**WHAT TO DO**
a. In the review of the game Brink, what three modes is the game split into?
b. Continue the Brink game review from its last sentence.

**DOCUMENT**
Begin

As Resistance your appearance is rough and ready, with torn clothes and makeshift outfits. As Security you’re quite the opposite: clean, well armoured and well equipped. Both display the sheer effort Splash Damage have gone to in not only creating stunning character models, but polished and solid outfits, hair styles, faces and colour schemes. As someone who has played many MMOGs over the years and toyed with countless character creators, Brink has to be one of my all time favourites, even without the ability to manually change my character’s physical proportions.
After deciding your appearance it’s time to get in game. Brink is split into three elements: Campaign (single player, but with A.I. bots); Freeplay (online, with human and bot players); and Challenges (various scenarios to teach and test you on mechanics of the game). I really can’t stress enough how you should complete all the challenge modes first. Not only will they teach you the basics of Brink first hand, as well as the classes, but they are also a great deal of fun and difficult, allowing you to unlock weapon attachments and earn a good quantity of experience. Having weapon scopes and different magazine types makes a huge difference when fighting against human players, so make it your first port of call and get adjusting those guns.
The single player follows either Resistance or Security, played from either perspective, across 8 maps. Each map is narrated whilst it loads, followed by an in game cutscene. It’s a strange choice by Splash Damage, as the cutscenes are acted and animated beautifully, yet the single player campaign is little more than the multiplayer maps strung together. This doesn’t mean the single player isn’t enjoyable, as the maps are fantastic (we’ll get to those later) and the cutscenes highly enjoyable, but it does make you wonder why they didn’t choose to develop a full campaign. Although, that would be like suggesting people purchased Battlefield: Bad Company 2 for the single player. With the quality of the script, acting and animations, it is a little sad to see Splash Damage not develop this side of the game more. The Ark has so many possibilities that a sequel has to be made.

End

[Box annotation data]
Begin

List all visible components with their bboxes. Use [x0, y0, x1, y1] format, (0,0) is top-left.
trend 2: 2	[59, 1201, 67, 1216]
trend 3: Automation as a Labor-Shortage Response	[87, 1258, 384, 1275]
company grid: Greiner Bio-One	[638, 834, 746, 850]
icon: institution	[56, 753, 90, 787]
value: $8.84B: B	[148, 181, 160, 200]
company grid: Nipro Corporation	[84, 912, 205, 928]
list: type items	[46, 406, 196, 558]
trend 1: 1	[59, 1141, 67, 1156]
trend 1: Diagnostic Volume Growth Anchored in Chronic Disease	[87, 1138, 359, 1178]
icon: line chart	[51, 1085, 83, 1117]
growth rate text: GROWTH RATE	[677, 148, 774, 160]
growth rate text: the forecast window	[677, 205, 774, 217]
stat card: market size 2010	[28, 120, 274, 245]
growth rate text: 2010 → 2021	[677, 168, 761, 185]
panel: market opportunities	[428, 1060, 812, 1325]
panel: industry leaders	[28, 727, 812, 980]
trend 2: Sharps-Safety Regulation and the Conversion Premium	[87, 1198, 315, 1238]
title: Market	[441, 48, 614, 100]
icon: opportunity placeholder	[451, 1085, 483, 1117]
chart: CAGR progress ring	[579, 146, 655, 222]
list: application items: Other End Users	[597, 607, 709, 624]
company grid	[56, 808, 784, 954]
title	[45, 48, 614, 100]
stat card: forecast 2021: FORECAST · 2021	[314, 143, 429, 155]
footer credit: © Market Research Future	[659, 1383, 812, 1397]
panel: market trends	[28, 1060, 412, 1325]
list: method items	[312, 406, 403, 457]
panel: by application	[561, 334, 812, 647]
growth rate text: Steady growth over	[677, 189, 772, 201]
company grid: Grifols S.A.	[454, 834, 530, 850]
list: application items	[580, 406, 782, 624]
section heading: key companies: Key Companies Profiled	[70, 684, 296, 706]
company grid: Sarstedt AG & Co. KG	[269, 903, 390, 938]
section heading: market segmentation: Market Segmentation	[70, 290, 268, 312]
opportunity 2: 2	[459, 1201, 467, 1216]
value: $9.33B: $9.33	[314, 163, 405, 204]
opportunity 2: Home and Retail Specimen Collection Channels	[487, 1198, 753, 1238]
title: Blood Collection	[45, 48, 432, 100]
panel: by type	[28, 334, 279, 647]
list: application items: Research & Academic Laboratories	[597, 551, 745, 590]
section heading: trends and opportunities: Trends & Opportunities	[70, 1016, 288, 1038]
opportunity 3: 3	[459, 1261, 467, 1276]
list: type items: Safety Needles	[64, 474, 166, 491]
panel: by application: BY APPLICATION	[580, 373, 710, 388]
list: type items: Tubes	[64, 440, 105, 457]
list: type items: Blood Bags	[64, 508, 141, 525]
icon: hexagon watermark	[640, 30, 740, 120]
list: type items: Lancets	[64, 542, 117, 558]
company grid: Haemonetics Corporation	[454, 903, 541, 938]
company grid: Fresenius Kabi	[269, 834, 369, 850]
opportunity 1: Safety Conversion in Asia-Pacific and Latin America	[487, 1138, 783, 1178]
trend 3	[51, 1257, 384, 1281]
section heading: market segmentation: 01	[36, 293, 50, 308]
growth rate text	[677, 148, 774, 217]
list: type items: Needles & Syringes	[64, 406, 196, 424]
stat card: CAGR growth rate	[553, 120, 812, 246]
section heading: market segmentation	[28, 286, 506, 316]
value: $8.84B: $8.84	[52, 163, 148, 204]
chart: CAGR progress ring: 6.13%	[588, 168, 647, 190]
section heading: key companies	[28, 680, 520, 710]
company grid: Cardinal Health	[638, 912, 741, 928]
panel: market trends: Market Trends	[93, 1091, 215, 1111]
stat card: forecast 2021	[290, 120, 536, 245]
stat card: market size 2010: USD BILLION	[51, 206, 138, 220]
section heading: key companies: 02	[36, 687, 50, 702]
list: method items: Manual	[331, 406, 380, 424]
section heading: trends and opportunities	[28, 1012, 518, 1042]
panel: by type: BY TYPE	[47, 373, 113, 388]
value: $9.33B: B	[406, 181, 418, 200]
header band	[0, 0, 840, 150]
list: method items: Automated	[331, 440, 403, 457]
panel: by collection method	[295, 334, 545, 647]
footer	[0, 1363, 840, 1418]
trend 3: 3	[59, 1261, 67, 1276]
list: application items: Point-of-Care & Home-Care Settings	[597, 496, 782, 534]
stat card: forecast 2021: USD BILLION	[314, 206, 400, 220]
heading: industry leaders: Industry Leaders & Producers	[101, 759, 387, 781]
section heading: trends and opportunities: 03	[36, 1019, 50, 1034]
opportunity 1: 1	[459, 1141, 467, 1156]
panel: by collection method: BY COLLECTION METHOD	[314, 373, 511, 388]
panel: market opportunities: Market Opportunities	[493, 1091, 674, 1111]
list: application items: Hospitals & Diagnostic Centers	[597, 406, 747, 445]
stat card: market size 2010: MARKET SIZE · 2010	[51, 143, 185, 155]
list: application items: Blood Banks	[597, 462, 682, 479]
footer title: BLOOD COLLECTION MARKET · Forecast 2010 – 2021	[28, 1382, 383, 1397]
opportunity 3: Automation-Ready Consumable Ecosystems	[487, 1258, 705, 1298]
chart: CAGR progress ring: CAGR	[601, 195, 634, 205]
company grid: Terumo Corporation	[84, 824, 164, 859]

End

**RESPONSES BY TASK**
a. Campaign, Freeplay, and Challenges.

b.
As far as guns are concerned, there are a huge array, all varying in statistical goodness such as range, damage, equip speed and rate of fire. These can all be customised through unlocked weapon attachments. What is surprising is that I’ve found all the weapons to be usable and balanced. Although at first it might seem that pistols have no place when you can carry a second submachine gun, they are the only secondary weapon light body types can use. To balance this out, a pistol user also carries a knife, making for a deadly melee attack in replace of other body types’ extra firepower. It’s a neat touch. Brink has drawn criticism from some for the fact it only has bullet-based weapons (rifles, pistols, automatic pistols and shotguns) yet there are around 17 to choose from, from the very start, dependent on body type and with 24 in total.
I didn’t hear people complaining that Call of Duty had only bullet-based weapons or Team Fortress 2 only having 3 weapons per class when it first launched. It’s entirely irrelevant. Splash Damage have made great efforts in the number of guns available and they all look and sound exceptional.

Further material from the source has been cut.